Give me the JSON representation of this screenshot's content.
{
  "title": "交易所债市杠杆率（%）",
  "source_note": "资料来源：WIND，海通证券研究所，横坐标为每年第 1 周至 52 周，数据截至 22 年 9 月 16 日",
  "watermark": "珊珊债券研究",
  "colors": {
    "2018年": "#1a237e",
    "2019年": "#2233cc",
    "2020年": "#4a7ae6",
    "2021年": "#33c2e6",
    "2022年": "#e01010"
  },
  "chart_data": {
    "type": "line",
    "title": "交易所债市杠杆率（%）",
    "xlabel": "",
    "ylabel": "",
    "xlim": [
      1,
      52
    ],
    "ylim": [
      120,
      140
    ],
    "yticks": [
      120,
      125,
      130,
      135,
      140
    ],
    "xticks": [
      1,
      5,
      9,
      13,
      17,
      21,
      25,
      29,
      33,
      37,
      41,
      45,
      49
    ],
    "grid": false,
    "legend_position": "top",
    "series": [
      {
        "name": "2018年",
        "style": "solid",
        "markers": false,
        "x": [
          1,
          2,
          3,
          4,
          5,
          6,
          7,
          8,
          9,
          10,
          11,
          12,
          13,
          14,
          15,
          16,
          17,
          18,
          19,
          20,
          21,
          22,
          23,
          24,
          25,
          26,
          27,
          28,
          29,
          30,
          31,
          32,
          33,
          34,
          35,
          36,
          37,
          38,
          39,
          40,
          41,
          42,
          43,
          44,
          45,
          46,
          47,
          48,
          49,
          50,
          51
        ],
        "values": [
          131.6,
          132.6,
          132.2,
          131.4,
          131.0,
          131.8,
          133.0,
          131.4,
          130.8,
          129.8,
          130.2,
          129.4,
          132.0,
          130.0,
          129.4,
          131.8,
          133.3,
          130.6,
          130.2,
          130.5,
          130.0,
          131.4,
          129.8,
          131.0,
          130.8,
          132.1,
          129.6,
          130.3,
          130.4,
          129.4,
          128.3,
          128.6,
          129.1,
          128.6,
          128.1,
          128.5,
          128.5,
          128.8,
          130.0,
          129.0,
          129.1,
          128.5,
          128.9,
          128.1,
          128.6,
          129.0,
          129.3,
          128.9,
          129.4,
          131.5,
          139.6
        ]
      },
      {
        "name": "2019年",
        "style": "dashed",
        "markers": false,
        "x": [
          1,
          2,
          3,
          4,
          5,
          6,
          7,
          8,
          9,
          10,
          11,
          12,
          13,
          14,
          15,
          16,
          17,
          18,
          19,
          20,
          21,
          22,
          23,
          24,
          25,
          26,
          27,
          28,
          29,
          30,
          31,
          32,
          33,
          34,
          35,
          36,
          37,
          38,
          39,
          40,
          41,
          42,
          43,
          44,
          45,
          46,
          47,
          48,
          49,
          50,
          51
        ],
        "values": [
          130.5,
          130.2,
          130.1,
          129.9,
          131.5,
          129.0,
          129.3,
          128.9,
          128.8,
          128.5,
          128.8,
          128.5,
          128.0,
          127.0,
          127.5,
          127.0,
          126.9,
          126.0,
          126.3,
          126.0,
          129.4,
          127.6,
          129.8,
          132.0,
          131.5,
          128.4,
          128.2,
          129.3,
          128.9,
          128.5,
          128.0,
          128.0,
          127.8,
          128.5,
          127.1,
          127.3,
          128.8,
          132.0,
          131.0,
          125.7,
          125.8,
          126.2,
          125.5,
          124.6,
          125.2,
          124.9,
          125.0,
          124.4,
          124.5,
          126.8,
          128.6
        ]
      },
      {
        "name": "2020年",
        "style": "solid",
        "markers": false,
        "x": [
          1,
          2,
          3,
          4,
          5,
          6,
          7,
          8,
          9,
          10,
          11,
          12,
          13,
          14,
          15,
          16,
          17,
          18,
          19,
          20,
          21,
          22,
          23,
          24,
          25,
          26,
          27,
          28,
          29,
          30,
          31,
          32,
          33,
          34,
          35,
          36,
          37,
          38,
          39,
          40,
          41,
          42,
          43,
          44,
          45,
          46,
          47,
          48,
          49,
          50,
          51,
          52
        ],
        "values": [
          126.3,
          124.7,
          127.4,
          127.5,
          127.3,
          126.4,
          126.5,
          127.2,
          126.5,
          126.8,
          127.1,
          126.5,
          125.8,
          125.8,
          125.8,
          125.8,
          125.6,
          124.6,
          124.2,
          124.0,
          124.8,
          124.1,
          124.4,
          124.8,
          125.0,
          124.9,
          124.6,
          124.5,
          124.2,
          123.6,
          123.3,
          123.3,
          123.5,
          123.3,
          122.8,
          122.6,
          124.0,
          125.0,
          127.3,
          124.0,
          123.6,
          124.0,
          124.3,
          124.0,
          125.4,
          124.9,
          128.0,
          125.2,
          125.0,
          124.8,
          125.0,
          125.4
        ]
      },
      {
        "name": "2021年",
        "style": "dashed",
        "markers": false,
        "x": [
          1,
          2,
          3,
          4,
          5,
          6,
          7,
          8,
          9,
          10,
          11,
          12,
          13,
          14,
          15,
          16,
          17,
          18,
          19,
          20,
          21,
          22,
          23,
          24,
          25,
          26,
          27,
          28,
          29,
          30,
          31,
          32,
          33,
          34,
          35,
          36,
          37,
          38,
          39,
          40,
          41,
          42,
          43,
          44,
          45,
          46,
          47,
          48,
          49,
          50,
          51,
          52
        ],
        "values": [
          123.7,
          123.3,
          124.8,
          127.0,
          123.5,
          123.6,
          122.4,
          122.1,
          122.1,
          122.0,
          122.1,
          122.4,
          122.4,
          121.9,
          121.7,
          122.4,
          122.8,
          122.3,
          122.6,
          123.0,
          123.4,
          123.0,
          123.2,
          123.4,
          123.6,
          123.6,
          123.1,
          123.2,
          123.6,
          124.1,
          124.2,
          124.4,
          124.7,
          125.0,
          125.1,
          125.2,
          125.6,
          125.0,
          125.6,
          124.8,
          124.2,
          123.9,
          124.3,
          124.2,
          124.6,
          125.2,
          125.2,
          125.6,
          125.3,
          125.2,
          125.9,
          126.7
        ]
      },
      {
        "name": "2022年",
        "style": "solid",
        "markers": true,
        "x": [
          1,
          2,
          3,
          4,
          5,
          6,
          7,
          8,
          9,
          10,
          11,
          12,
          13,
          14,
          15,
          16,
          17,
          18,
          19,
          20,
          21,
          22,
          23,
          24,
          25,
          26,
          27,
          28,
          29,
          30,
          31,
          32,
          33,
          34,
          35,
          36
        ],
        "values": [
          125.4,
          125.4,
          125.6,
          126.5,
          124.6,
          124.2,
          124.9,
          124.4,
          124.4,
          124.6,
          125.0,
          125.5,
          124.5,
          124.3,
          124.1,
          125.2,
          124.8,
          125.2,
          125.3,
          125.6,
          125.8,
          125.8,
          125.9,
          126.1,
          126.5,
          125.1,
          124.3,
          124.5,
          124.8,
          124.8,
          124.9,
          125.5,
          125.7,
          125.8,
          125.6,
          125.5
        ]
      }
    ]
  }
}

> _What you have to do_
Scan the entries above. Copy each line that has the string "name".

> _Complete answer_
        "name": "2018年",
        "name": "2019年",
        "name": "2020年",
        "name": "2021年",
        "name": "2022年",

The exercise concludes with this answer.